## [Instruction]
Find and return each line containing "relevant".
## START Listed entries
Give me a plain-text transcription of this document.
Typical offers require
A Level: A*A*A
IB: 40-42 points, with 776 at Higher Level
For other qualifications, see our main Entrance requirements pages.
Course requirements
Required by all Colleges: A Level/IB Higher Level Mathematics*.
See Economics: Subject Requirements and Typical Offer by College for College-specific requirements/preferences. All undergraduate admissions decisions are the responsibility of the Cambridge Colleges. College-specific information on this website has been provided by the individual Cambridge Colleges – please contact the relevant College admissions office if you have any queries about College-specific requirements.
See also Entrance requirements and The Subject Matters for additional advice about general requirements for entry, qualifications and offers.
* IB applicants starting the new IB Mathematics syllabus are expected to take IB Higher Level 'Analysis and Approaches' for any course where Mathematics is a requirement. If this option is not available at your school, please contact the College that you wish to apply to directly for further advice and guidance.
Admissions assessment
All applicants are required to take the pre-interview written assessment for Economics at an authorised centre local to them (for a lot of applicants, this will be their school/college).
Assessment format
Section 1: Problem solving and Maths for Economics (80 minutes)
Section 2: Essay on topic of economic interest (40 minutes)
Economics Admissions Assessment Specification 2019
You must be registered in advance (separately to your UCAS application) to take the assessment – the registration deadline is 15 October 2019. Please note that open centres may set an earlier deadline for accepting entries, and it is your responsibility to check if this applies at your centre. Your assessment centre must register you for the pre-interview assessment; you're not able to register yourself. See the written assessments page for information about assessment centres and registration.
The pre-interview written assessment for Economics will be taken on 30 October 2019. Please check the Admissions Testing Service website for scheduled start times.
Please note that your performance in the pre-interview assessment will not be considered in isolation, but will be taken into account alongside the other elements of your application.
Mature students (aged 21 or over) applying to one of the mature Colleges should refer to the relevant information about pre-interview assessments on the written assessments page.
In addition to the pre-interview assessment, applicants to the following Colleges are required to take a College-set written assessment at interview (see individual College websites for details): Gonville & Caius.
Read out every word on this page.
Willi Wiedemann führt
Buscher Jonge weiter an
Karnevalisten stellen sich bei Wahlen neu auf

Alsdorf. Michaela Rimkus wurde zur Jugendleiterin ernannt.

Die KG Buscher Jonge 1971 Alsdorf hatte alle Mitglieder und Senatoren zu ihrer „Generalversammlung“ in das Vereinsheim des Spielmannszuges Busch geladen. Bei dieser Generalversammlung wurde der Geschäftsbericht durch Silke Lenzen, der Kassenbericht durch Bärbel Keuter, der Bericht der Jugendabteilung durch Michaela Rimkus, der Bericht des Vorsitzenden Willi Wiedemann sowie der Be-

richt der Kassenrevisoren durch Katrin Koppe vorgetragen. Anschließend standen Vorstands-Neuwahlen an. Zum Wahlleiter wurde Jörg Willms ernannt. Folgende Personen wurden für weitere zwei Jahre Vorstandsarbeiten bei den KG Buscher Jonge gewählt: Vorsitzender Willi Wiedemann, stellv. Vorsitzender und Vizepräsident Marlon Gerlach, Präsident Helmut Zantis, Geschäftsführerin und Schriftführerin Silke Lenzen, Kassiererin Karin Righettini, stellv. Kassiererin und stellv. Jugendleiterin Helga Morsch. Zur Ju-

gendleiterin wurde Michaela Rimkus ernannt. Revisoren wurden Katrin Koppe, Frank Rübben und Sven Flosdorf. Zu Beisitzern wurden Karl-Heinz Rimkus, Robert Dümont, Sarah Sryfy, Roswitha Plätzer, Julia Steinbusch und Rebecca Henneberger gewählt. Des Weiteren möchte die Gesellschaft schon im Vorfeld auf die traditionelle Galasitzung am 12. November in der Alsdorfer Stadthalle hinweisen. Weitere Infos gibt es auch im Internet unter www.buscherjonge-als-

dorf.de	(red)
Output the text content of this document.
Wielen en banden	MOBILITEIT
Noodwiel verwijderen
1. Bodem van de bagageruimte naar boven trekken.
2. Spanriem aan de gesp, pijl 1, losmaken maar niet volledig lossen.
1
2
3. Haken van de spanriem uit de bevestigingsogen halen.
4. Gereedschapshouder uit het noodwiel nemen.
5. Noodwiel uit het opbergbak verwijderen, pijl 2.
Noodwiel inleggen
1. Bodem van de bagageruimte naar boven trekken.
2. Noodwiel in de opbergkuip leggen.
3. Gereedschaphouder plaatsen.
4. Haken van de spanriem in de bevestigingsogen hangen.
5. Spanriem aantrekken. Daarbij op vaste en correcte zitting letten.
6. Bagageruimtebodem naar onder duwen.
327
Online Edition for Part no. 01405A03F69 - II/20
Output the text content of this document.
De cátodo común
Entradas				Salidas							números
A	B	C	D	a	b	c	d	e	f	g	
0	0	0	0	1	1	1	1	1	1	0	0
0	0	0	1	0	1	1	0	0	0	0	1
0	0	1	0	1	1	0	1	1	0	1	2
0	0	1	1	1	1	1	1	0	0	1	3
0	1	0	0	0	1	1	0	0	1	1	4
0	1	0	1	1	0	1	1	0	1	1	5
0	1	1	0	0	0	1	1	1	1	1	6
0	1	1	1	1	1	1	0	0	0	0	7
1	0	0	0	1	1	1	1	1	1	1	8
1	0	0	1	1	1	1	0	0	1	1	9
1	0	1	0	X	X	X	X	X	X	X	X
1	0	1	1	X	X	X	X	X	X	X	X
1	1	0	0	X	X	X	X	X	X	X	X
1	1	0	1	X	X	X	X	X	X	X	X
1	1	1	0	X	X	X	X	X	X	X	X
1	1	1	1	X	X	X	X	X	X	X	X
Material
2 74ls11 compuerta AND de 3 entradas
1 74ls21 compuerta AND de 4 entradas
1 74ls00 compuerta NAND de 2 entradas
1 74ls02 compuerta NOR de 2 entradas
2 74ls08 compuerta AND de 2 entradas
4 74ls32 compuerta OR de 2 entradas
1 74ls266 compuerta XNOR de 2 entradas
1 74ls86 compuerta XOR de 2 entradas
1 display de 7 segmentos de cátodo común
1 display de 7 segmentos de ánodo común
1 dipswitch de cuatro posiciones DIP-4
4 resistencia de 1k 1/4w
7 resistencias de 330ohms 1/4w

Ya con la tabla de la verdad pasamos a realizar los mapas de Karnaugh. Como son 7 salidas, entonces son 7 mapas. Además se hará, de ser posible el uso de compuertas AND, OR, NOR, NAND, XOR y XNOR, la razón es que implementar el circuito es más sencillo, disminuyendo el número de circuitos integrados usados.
## END Listed entries
## [Exercise result]
See Economics: Subject Requirements and Typical Offer by College for College-specific requirements/preferences. All undergraduate admissions decisions are the responsibility of the Cambridge Colleges. College-specific information on this website has been provided by the individual Cambridge Colleges – please contact the relevant College admissions office if you have any queries about College-specific requirements.
Mature students (aged 21 or over) applying to one of the mature Colleges should refer to the relevant information about pre-interview assessments on the written assessments page.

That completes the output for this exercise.